:: Listed entries ::
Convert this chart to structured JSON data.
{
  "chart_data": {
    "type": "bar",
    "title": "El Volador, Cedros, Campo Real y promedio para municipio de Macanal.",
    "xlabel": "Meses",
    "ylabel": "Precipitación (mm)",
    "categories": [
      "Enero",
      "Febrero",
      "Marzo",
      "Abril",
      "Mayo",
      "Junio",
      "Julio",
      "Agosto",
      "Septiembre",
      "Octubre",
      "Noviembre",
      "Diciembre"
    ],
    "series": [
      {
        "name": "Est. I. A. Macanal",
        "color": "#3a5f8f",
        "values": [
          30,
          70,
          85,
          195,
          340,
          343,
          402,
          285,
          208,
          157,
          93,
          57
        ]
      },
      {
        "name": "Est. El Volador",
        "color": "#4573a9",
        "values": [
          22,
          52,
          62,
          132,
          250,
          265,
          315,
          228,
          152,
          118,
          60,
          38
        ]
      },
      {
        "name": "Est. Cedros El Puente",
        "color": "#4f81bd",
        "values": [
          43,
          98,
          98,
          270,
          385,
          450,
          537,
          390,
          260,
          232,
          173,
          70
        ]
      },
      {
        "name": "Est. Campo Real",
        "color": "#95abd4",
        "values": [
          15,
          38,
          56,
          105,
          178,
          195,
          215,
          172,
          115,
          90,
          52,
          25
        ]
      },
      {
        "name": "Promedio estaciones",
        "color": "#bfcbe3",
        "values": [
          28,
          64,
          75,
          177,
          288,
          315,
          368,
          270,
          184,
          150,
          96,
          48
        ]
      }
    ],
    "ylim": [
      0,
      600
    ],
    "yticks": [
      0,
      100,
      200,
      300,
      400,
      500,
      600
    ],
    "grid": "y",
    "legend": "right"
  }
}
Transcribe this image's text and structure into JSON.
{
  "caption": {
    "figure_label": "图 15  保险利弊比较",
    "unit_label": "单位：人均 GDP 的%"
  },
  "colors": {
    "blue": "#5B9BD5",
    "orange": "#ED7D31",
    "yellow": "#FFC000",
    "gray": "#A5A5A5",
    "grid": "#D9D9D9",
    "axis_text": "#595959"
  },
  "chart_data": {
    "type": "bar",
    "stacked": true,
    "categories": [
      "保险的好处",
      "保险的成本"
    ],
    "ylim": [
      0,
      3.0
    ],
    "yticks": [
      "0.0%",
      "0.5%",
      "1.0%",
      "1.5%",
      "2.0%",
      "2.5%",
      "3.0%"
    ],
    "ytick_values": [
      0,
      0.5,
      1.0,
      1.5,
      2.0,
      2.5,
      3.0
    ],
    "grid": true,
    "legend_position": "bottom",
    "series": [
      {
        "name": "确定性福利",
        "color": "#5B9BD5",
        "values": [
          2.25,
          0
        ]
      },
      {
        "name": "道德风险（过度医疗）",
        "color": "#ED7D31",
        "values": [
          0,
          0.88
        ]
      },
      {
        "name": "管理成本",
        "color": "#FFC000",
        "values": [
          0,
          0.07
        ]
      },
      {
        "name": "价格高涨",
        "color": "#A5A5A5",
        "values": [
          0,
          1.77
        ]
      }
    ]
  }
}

:: Work instructions ::
All of the data must be returned exactly.

:: Worked solution ::
Convert this chart to structured JSON data.
{
  "chart_data": {
    "type": "bar",
    "title": "El Volador, Cedros, Campo Real y promedio para municipio de Macanal.",
    "xlabel": "Meses",
    "ylabel": "Precipitación (mm)",
    "categories": [
      "Enero",
      "Febrero",
      "Marzo",
      "Abril",
      "Mayo",
      "Junio",
      "Julio",
      "Agosto",
      "Septiembre",
      "Octubre",
      "Noviembre",
      "Diciembre"
    ],
    "series": [
      {
        "name": "Est. I. A. Macanal",
        "color": "#3a5f8f",
        "values": [
          30,
          70,
          85,
          195,
          340,
          343,
          402,
          285,
          208,
          157,
          93,
          57
        ]
      },
      {
        "name": "Est. El Volador",
        "color": "#4573a9",
        "values": [
          22,
          52,
          62,
          132,
          250,
          265,
          315,
          228,
          152,
          118,
          60,
          38
        ]
      },
      {
        "name": "Est. Cedros El Puente",
        "color": "#4f81bd",
        "values": [
          43,
          98,
          98,
          270,
          385,
          450,
          537,
          390,
          260,
          232,
          173,
          70
        ]
      },
      {
        "name": "Est. Campo Real",
        "color": "#95abd4",
        "values": [
          15,
          38,
          56,
          105,
          178,
          195,
          215,
          172,
          115,
          90,
          52,
          25
        ]
      },
      {
        "name": "Promedio estaciones",
        "color": "#bfcbe3",
        "values": [
          28,
          64,
          75,
          177,
          288,
          315,
          368,
          270,
          184,
          150,
          96,
          48
        ]
      }
    ],
    "ylim": [
      0,
      600
    ],
    "yticks": [
      0,
      100,
      200,
      300,
      400,
      500,
      600
    ],
    "grid": "y",
    "legend": "right"
  }
}
Transcribe this image's text and structure into JSON.
{
  "caption": {
    "figure_label": "图 15  保险利弊比较",
    "unit_label": "单位：人均 GDP 的%"
  },
  "colors": {
    "blue": "#5B9BD5",
    "orange": "#ED7D31",
    "yellow": "#FFC000",
    "gray": "#A5A5A5",
    "grid": "#D9D9D9",
    "axis_text": "#595959"
  },
  "chart_data": {
    "type": "bar",
    "stacked": true,
    "categories": [
      "保险的好处",
      "保险的成本"
    ],
    "ylim": [
      0,
      3.0
    ],
    "yticks": [
      "0.0%",
      "0.5%",
      "1.0%",
      "1.5%",
      "2.0%",
      "2.5%",
      "3.0%"
    ],
    "ytick_values": [
      0,
      0.5,
      1.0,
      1.5,
      2.0,
      2.5,
      3.0
    ],
    "grid": true,
    "legend_position": "bottom",
    "series": [
      {
        "name": "确定性福利",
        "color": "#5B9BD5",
        "values": [
          2.25,
          0
        ]
      },
      {
        "name": "道德风险（过度医疗）",
        "color": "#ED7D31",
        "values": [
          0,
          0.88
        ]
      },
      {
        "name": "管理成本",
        "color": "#FFC000",
        "values": [
          0,
          0.07
        ]
      },
      {
        "name": "价格高涨",
        "color": "#A5A5A5",
        "values": [
          0,
          1.77
        ]
      }
    ]
  }
}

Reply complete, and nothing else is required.